[Rows from a figure dataset]

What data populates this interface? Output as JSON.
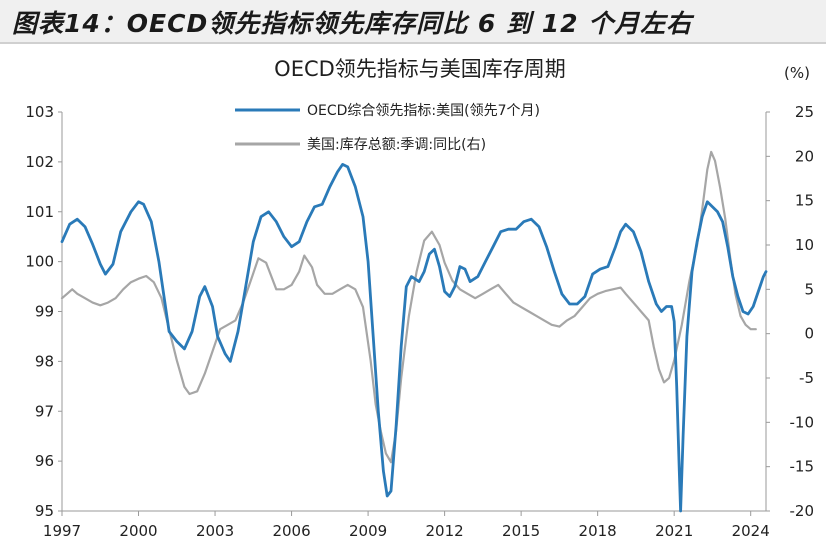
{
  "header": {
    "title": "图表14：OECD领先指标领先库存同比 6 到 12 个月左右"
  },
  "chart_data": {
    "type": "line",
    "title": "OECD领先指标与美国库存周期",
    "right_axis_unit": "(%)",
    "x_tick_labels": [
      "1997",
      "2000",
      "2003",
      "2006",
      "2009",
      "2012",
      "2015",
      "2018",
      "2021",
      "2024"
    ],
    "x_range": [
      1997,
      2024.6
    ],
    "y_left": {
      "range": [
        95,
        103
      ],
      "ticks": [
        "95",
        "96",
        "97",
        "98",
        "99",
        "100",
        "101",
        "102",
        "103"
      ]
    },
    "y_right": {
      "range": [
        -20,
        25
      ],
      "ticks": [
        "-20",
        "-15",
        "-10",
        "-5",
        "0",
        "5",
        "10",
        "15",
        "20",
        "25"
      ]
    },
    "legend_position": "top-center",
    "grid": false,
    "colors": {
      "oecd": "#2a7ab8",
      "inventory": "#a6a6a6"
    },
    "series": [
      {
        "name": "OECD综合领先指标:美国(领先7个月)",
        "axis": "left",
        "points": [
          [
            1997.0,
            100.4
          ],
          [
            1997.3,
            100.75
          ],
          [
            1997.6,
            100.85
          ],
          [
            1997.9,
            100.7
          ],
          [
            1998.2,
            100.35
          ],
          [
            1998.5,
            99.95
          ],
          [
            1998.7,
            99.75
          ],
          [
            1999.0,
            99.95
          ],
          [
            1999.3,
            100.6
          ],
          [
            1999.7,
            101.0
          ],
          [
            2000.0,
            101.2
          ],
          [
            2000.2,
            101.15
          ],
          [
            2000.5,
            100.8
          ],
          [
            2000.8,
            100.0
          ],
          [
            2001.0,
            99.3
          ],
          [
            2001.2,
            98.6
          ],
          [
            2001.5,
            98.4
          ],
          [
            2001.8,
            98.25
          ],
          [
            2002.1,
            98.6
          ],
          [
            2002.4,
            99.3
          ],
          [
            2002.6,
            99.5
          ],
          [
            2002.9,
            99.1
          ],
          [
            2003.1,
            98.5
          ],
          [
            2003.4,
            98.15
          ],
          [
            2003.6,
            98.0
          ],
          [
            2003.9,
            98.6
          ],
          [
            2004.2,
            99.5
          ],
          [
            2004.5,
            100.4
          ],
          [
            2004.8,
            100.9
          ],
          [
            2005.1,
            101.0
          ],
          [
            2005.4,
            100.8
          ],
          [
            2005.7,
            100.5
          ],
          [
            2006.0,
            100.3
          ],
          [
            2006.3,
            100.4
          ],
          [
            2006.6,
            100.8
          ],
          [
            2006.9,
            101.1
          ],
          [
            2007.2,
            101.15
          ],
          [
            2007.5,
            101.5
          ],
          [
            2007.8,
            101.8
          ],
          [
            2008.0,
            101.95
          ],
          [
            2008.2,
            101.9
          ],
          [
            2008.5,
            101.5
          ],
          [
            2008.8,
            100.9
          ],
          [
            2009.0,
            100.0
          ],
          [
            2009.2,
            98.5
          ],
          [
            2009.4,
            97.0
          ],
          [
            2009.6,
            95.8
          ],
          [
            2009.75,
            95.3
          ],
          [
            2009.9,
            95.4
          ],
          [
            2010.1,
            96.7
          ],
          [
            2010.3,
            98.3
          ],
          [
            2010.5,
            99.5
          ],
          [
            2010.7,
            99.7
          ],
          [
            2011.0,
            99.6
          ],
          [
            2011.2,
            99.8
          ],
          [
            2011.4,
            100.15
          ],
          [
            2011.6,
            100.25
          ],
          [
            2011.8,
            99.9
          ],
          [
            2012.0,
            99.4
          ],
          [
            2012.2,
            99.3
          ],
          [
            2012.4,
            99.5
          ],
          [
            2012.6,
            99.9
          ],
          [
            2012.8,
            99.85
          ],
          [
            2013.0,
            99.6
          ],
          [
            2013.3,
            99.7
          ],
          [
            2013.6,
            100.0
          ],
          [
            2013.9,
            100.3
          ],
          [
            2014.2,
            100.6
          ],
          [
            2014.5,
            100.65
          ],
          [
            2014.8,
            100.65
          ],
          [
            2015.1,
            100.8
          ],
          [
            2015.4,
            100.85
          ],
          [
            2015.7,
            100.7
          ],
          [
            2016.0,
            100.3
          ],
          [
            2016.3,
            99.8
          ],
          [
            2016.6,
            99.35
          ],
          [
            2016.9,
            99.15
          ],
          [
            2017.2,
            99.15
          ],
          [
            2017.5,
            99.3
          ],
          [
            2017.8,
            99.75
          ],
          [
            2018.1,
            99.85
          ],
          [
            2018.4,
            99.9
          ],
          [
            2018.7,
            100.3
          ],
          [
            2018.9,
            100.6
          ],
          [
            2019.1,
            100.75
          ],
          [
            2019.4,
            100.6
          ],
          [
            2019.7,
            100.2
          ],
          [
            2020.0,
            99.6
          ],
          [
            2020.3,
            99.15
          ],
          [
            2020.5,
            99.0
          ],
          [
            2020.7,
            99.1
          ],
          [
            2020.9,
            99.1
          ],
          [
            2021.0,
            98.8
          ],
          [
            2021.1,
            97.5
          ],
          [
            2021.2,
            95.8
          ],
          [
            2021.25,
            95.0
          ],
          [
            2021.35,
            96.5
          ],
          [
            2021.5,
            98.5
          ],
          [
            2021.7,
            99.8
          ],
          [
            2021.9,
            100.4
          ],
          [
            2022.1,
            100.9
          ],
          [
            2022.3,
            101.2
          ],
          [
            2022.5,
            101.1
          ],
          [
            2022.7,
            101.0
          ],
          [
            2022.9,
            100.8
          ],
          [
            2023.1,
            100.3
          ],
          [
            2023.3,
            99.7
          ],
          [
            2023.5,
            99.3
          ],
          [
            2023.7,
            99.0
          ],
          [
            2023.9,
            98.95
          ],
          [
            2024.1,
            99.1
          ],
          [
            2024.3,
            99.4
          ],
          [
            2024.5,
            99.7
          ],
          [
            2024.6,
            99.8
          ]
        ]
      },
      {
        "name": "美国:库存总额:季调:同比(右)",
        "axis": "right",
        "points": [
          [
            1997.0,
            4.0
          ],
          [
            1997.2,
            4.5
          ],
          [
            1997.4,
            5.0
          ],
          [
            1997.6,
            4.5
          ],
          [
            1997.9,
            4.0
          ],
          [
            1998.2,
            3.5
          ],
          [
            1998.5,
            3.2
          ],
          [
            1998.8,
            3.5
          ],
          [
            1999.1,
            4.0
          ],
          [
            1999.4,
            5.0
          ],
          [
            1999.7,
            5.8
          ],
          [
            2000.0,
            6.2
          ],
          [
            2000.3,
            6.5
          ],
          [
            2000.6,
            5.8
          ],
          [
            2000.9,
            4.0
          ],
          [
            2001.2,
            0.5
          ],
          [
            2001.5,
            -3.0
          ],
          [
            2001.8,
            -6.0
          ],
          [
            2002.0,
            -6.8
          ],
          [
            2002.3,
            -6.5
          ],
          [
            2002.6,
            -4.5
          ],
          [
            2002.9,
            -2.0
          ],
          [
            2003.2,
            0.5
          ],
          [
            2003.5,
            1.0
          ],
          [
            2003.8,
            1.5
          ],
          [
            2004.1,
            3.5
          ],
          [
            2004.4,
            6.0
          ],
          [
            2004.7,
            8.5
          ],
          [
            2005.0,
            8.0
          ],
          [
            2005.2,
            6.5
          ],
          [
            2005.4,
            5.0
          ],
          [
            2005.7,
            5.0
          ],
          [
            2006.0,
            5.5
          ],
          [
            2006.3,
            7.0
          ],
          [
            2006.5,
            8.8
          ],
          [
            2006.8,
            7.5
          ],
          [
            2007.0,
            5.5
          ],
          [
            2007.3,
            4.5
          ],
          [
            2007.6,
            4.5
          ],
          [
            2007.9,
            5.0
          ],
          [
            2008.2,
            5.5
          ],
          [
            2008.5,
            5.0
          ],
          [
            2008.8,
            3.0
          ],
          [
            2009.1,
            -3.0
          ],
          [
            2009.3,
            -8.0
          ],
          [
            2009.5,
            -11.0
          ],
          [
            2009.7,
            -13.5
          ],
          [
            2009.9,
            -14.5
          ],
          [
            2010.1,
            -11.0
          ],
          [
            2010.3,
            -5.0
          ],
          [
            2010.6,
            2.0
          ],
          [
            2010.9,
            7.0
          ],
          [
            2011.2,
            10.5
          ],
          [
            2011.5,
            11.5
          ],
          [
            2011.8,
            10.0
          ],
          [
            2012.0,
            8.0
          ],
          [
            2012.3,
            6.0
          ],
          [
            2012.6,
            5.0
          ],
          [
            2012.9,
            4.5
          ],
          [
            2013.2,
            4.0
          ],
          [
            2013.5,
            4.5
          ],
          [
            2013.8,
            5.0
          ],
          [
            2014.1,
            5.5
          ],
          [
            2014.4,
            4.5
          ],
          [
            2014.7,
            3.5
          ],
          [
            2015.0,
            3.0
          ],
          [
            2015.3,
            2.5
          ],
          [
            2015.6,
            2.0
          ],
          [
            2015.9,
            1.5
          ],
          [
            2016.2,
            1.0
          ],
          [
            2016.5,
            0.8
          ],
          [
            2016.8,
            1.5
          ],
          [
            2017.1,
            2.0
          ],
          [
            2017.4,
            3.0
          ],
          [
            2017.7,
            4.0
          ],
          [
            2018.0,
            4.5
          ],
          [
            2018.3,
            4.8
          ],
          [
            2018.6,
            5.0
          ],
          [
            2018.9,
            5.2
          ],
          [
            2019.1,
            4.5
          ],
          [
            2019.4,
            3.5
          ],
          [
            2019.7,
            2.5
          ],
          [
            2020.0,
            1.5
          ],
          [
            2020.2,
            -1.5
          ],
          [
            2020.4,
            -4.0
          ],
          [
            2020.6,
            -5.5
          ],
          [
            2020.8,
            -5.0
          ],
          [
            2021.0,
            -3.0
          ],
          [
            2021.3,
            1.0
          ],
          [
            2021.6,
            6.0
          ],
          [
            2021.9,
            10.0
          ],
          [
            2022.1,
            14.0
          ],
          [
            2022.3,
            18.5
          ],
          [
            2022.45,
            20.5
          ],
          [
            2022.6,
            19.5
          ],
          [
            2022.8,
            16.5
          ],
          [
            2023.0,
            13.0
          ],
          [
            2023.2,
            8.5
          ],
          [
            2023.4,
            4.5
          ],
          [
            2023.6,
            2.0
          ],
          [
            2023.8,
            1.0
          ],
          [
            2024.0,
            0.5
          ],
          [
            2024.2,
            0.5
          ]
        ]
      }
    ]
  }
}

PROBLEM TO WORK ON:
The answer is one number: how many lines of the material above contain "title".

RESPONSE FOR THIS EXERCISE:
2